## Do this
Filter the entries below, keeping only lines with the word "JSON".

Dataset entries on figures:
▬▬▬▬▬▬

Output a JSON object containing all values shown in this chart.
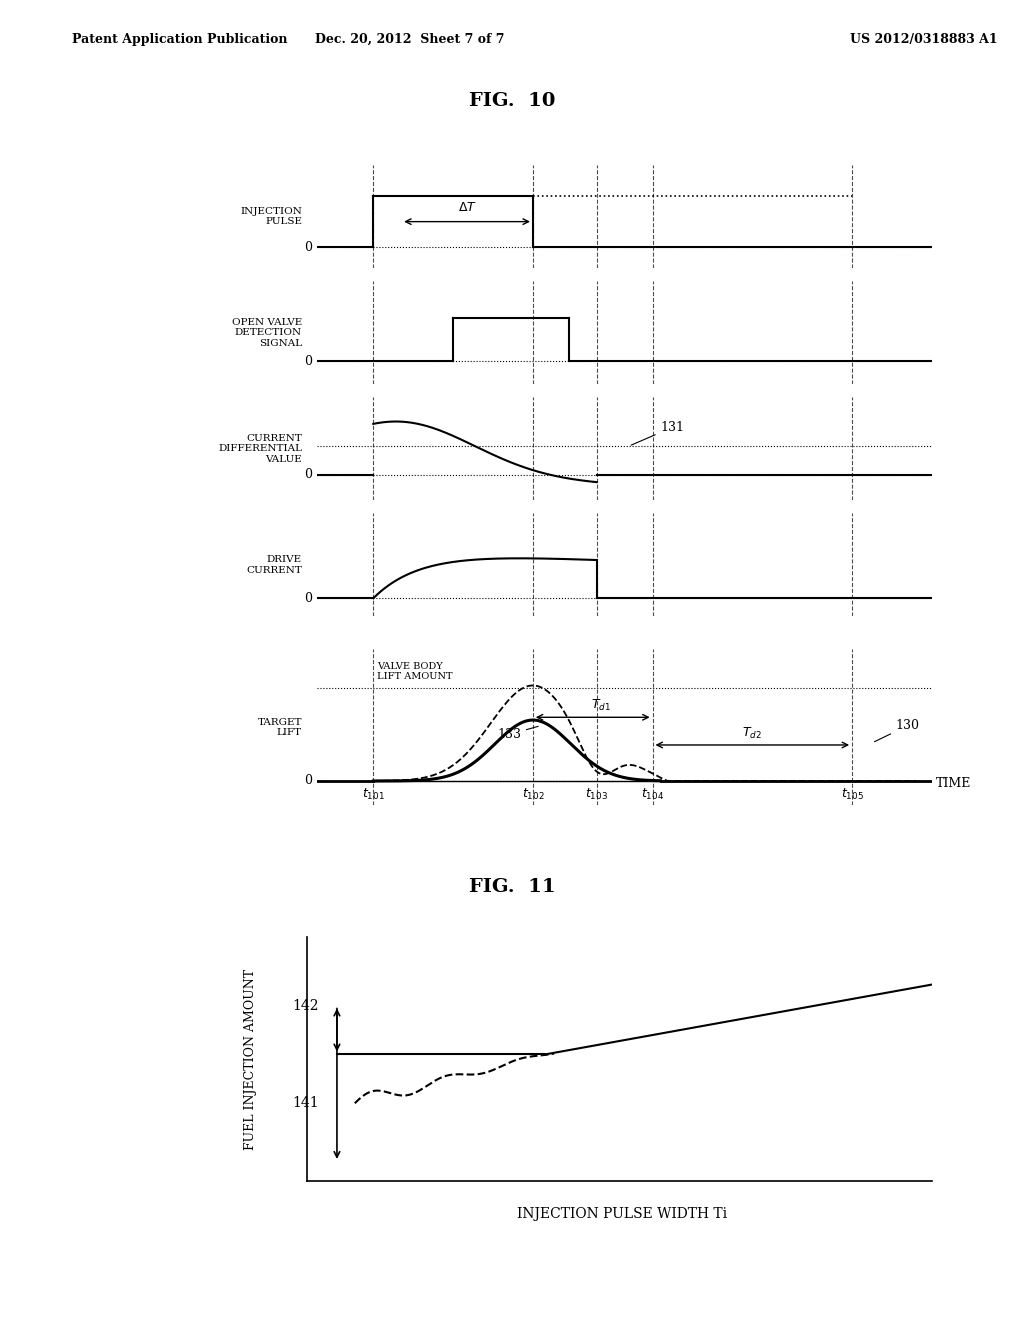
{
  "header_left": "Patent Application Publication",
  "header_mid": "Dec. 20, 2012  Sheet 7 of 7",
  "header_right": "US 2012/0318883 A1",
  "fig10_title": "FIG.  10",
  "fig11_title": "FIG.  11",
  "background_color": "#ffffff",
  "text_color": "#000000",
  "subplot_ylabels": [
    "INJECTION\nPULSE",
    "OPEN VALVE\nDETECTION\nSIGNAL",
    "CURRENT\nDIFFERENTIAL\nVALUE",
    "DRIVE\nCURRENT",
    "TARGET\nLIFT"
  ],
  "t101": 1.0,
  "t102": 3.0,
  "t103": 3.8,
  "t104": 4.5,
  "t105": 7.0,
  "tmin": 0.3,
  "tmax": 8.0
}
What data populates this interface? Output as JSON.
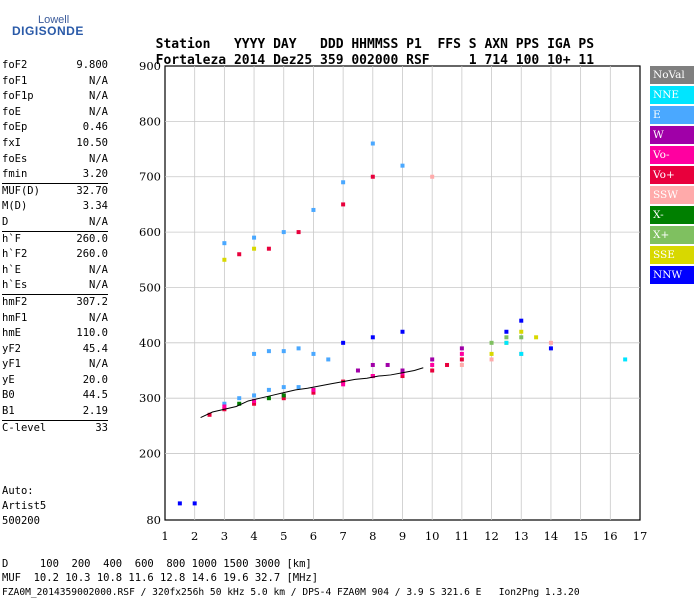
{
  "logo": {
    "top": "Lowell",
    "bottom": "DIGISONDE"
  },
  "header": {
    "labels": [
      "Station",
      "YYYY DAY",
      "DDD",
      "HHMMSS",
      "P1",
      "FFS",
      "S",
      "AXN",
      "PPS",
      "IGA",
      "PS"
    ],
    "values": [
      "Fortaleza",
      "2014 Dez25",
      "359",
      "002000",
      "RSF",
      "1",
      "714",
      "100",
      "10+",
      "11"
    ]
  },
  "params": [
    {
      "name": "foF2",
      "value": "9.800"
    },
    {
      "name": "foF1",
      "value": "N/A"
    },
    {
      "name": "foF1p",
      "value": "N/A"
    },
    {
      "name": "foE",
      "value": "N/A"
    },
    {
      "name": "foEp",
      "value": "0.46"
    },
    {
      "name": "fxI",
      "value": "10.50"
    },
    {
      "name": "foEs",
      "value": "N/A"
    },
    {
      "name": "fmin",
      "value": "3.20"
    },
    {
      "name": "MUF(D)",
      "value": "32.70",
      "sep": true
    },
    {
      "name": "M(D)",
      "value": "3.34"
    },
    {
      "name": "D",
      "value": "N/A"
    },
    {
      "name": "h`F",
      "value": "260.0",
      "sep": true
    },
    {
      "name": "h`F2",
      "value": "260.0"
    },
    {
      "name": "h`E",
      "value": "N/A"
    },
    {
      "name": "h`Es",
      "value": "N/A"
    },
    {
      "name": "hmF2",
      "value": "307.2",
      "sep": true
    },
    {
      "name": "hmF1",
      "value": "N/A"
    },
    {
      "name": "hmE",
      "value": "110.0"
    },
    {
      "name": "yF2",
      "value": "45.4"
    },
    {
      "name": "yF1",
      "value": "N/A"
    },
    {
      "name": "yE",
      "value": "20.0"
    },
    {
      "name": "B0",
      "value": "44.5"
    },
    {
      "name": "B1",
      "value": "2.19"
    },
    {
      "name": "C-level",
      "value": "33",
      "sep": true
    }
  ],
  "auto": [
    "Auto:",
    "Artist5",
    "500200"
  ],
  "footer": {
    "line1": "D     100  200  400  600  800 1000 1500 3000 [km]",
    "line2": "MUF  10.2 10.3 10.8 11.6 12.8 14.6 19.6 32.7 [MHz]",
    "line3": "FZA0M_2014359002000.RSF / 320fx256h 50 kHz 5.0 km / DPS-4 FZA0M 904 / 3.9 S 321.6 E   Ion2Png 1.3.20"
  },
  "legend": [
    {
      "label": "NoVal",
      "color": "#7f7f7f"
    },
    {
      "label": "NNE",
      "color": "#00e5ff"
    },
    {
      "label": "E",
      "color": "#4aa8ff"
    },
    {
      "label": "W",
      "color": "#a000a8"
    },
    {
      "label": "Vo-",
      "color": "#ff00a0"
    },
    {
      "label": "Vo+",
      "color": "#e8003c"
    },
    {
      "label": "SSW",
      "color": "#ffaaaa"
    },
    {
      "label": "X-",
      "color": "#007f00"
    },
    {
      "label": "X+",
      "color": "#7fc060"
    },
    {
      "label": "SSE",
      "color": "#d8d800"
    },
    {
      "label": "NNW",
      "color": "#0000ff"
    }
  ],
  "chart_data": {
    "type": "scatter",
    "title": "",
    "xlabel": "",
    "ylabel": "",
    "xlim": [
      1,
      17
    ],
    "ylim": [
      80,
      900
    ],
    "x_ticks": [
      1,
      2,
      3,
      4,
      5,
      6,
      7,
      8,
      9,
      10,
      11,
      12,
      13,
      14,
      15,
      16,
      17
    ],
    "y_ticks": [
      80,
      200,
      300,
      400,
      500,
      600,
      700,
      800,
      900
    ],
    "grid": true,
    "series": [
      {
        "name": "E",
        "color": "#4aa8ff",
        "points": [
          [
            3,
            290
          ],
          [
            3.5,
            300
          ],
          [
            4,
            305
          ],
          [
            4.5,
            315
          ],
          [
            5,
            320
          ],
          [
            5.5,
            320
          ],
          [
            6,
            315
          ],
          [
            4,
            380
          ],
          [
            4.5,
            385
          ],
          [
            5,
            385
          ],
          [
            5.5,
            390
          ],
          [
            6,
            380
          ],
          [
            6.5,
            370
          ],
          [
            3,
            580
          ],
          [
            4,
            590
          ],
          [
            5,
            600
          ],
          [
            6,
            640
          ],
          [
            7,
            690
          ],
          [
            8,
            760
          ],
          [
            9,
            720
          ]
        ]
      },
      {
        "name": "Vo+",
        "color": "#e8003c",
        "points": [
          [
            2.5,
            270
          ],
          [
            3,
            280
          ],
          [
            4,
            290
          ],
          [
            5,
            300
          ],
          [
            6,
            310
          ],
          [
            7,
            330
          ],
          [
            8,
            340
          ],
          [
            9,
            340
          ],
          [
            10,
            350
          ],
          [
            10.5,
            360
          ],
          [
            11,
            370
          ],
          [
            3.5,
            560
          ],
          [
            4.5,
            570
          ],
          [
            5.5,
            600
          ],
          [
            7,
            650
          ],
          [
            8,
            700
          ]
        ]
      },
      {
        "name": "Vo-",
        "color": "#ff00a0",
        "points": [
          [
            3,
            285
          ],
          [
            4,
            295
          ],
          [
            5,
            305
          ],
          [
            6,
            315
          ],
          [
            7,
            325
          ],
          [
            8,
            340
          ],
          [
            9,
            345
          ],
          [
            10,
            360
          ],
          [
            11,
            380
          ]
        ]
      },
      {
        "name": "W",
        "color": "#a000a8",
        "points": [
          [
            7.5,
            350
          ],
          [
            8,
            360
          ],
          [
            8.5,
            360
          ],
          [
            9,
            350
          ],
          [
            10,
            370
          ],
          [
            11,
            390
          ]
        ]
      },
      {
        "name": "X-",
        "color": "#007f00",
        "points": [
          [
            3.5,
            290
          ],
          [
            4.5,
            300
          ],
          [
            5,
            305
          ]
        ]
      },
      {
        "name": "X+",
        "color": "#7fc060",
        "points": [
          [
            12,
            400
          ],
          [
            12.5,
            410
          ],
          [
            13,
            410
          ]
        ]
      },
      {
        "name": "SSE",
        "color": "#d8d800",
        "points": [
          [
            12,
            380
          ],
          [
            12.5,
            400
          ],
          [
            13,
            420
          ],
          [
            13.5,
            410
          ],
          [
            3,
            550
          ],
          [
            4,
            570
          ]
        ]
      },
      {
        "name": "SSW",
        "color": "#ffaaaa",
        "points": [
          [
            11,
            360
          ],
          [
            12,
            370
          ],
          [
            13,
            380
          ],
          [
            14,
            400
          ],
          [
            10,
            700
          ]
        ]
      },
      {
        "name": "NNW",
        "color": "#0000ff",
        "points": [
          [
            1.5,
            110
          ],
          [
            2,
            110
          ],
          [
            7,
            400
          ],
          [
            8,
            410
          ],
          [
            9,
            420
          ],
          [
            12.5,
            420
          ],
          [
            13,
            440
          ],
          [
            14,
            390
          ]
        ]
      },
      {
        "name": "NNE",
        "color": "#00e5ff",
        "points": [
          [
            12.5,
            400
          ],
          [
            13,
            380
          ],
          [
            16.5,
            370
          ]
        ]
      }
    ],
    "trace_x": [
      2.2,
      2.6,
      3.0,
      3.4,
      3.8,
      4.2,
      4.6,
      5.0,
      5.4,
      5.8,
      6.2,
      6.6,
      7.0,
      7.4,
      7.8,
      8.2,
      8.6,
      9.0,
      9.4,
      9.7
    ],
    "trace_y": [
      265,
      275,
      280,
      285,
      295,
      300,
      305,
      310,
      315,
      318,
      322,
      326,
      330,
      334,
      336,
      340,
      342,
      346,
      350,
      355
    ]
  }
}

▬▬▬▬▬▬

## Complete response
Output a JSON object containing all values shown in this chart.
What data populates this interface? Output as JSON.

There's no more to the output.